Objetivo do exercício —
Escreva a continuação do texto sobre a inocência de Lula nos processos da Lava Jato, começando logo depois da última frase dele.

Texto fornecido —
Como explicar a um leigo que Lula é inocente

Os processos de Lula na Lava Jato sofreram reviravoltas e foram todos enterrados. Lula não deve nada à Justiça

O político Lula sorri e usa um óculos vermelho com as lentes em formato de estrela
Foto: Ricardo Stuckert

Faltando 13 dias para as eleições gerais de 2022, a campanha de Lula (PT) faz um esforço pelo voto útil na intenção de encerrar a disputa presidencial já no primeiro turno, em 2 de outubro. Lula precisa angariar votos da terceira via, que provavelmente será desidratada às vésperas do pleito.

Para além do voto útil, o CEO do instituto Quaest Pesquisas, Felipe Nunes, acredita que Lula pode estar sendo beneficiado pelo chamado “voto envergonhado”. Mas o que seria isso e o que tem a ver com a “inocência” de Lula?

Provocada pelas redes sociais, a Quaest conduziu um experimento que identificou que há eleitores tendendo a votar em Lula, mas que não expressam isso publicamente porque não sabem como responder aos críticos que resgatam a Lava Jato para questionar seu voto.

Nunes afirmou que o questionamento recebido por esses lulistas “envergonhados” é simples: como alguém pode votar em um candidato que foi preso? Se fosse um bumerangue, essa pergunta poderia voltar de outra forma: como explicar que Lula é inocente para um leigo em matérias penais?

Os processos de Lula

Os processos de Lula na Lava Jato sofreram reviravoltas na Justiça e foram todos enterrados. Uma parte voltou à estaca zero e não prosperou, depois que o Supremo Tribunal Federal reconheceu incompetência territorial da Vara Federal de Curitiba para julgar os casos. Outra parte foi anulada ou arquivada por falta de provas. O caso triplex, em especial, rendeu a Sergio Moro, em outro julgamento no STF, o título de juiz parcial – isto é, suspeito para julgar Lula. Todas as decisões do ex-juiz estavam contaminadas por seu viés antipático a Lula. Além de Curitiba, ex-presidente também foi absolvido por falta de provas em processos que tramitaram em São Paulo e Brasília. Foram mais de duas dúzias de vitórias e Lula não deve mais nada à Justiça.

Para entender o que diz a lei

Artigo publicado no Conjur por três juristas ajuda nessa missão de explicar a um leigo o que aconteceu com os processos de Lula. De forma simples, é preciso compreender e admitir, de uma vez por todas, que no Brasil, assim como em diversas partes do mundo, todas as pessoas são inocentes até que um juiz competente e isento analise eventuais acusações, pondere provas e decida por sua culpa.”

E Sergio Moro, frise-se, foi julgado pelo STF como suspeito (ou seja, parcial) no caso triplex. E para quem não lembra, a condenação do caso do sítio de Atibaia teve muito de “copia e cola” da sentença do triplex.

O GGN reproduz o artigo dos juristas abaixo:

Por Por Pierpaolo Cruz Bottini, Marco Aurélio de Carvalho e Sérgio Renault

Afinal, Lula é inocente?

No Conjur

“É um crime ludibriar a opinião pública, utilizá-la para uma tarefa de morte, pervertendo-a até fazê-la delirar” (Emile Zola, Eu acuso)

Informações exibidas —
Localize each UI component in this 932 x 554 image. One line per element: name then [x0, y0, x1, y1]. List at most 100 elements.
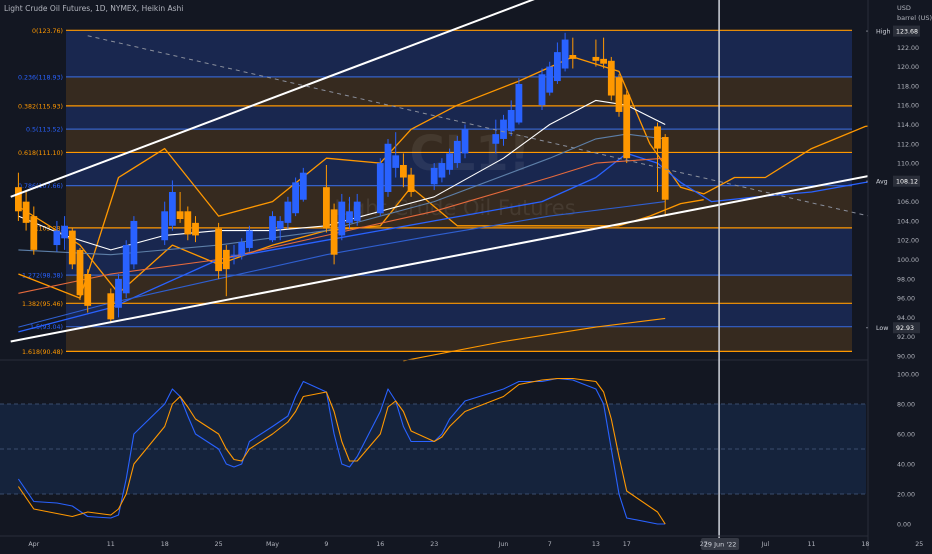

Resposta correta —
Circulam na internet mensagens, filmes e entrevistas que discutem a situação jurídica de Lula. Alguns afirmam que o ex-presidente não pode ser considerado inocente porque o Poder Judiciário apenas anulou seus processos, mas não julgou o mérito das acusações contra ele.

Há inúmeros processos em que ele foi efetivamente absolvido, logo, não há dúvidas sobre sua inocência nesses casos. Outros foram anulados sem julgamento de mérito. Qual seu status nesses casos específicos? A leitura da Constituição e dos Tratados Internacionais dos quais o Brasil é parte pode esclarecer a questão.

O artigo 5º da Constituição — aquele que trata dos direitos e garantias fundamentais — dispõe no inciso LVII que “ninguém será considerado culpado até o trânsito em julgado de sentença penal condenatória”. No mesmo sentido, o Pacto de San Jose da Costa Rica prevê em seu artigo 8º, 2, que “toda pessoa acusada de um delito tem direito a que se presuma sua inocência, enquanto não for legalmente comprovada sua culpa”. Todos inspirados na Declaração Universal dos Direitos Humanos que dispõe em seu artigo 11, I, que “todo o homem acusado de um ato delituoso tem o direito de ser presumido inocente até que a sua culpabilidade tenha sido provada de acordo com a lei, em julgamento público no qual lhe tenham sido asseguradas todas as garantias necessárias à sua defesa”.

Em palavras simples, todas as pessoas são inocentes até que um juiz competente e isento analise eventuais acusações, pondere provas e decida por sua culpa. Não há situação intermediária, relativa ou qualquer gradualismo: antes da decisão final do processo existe apenas inocência[1].

Não parece ser uma questão complexa, difícil ou sofisticada. Se uma pessoa não é acusada, se for acusada e não houver julgamento, ou se o julgamento for considerado nulo por não seguir as regras legais, ela é inocente.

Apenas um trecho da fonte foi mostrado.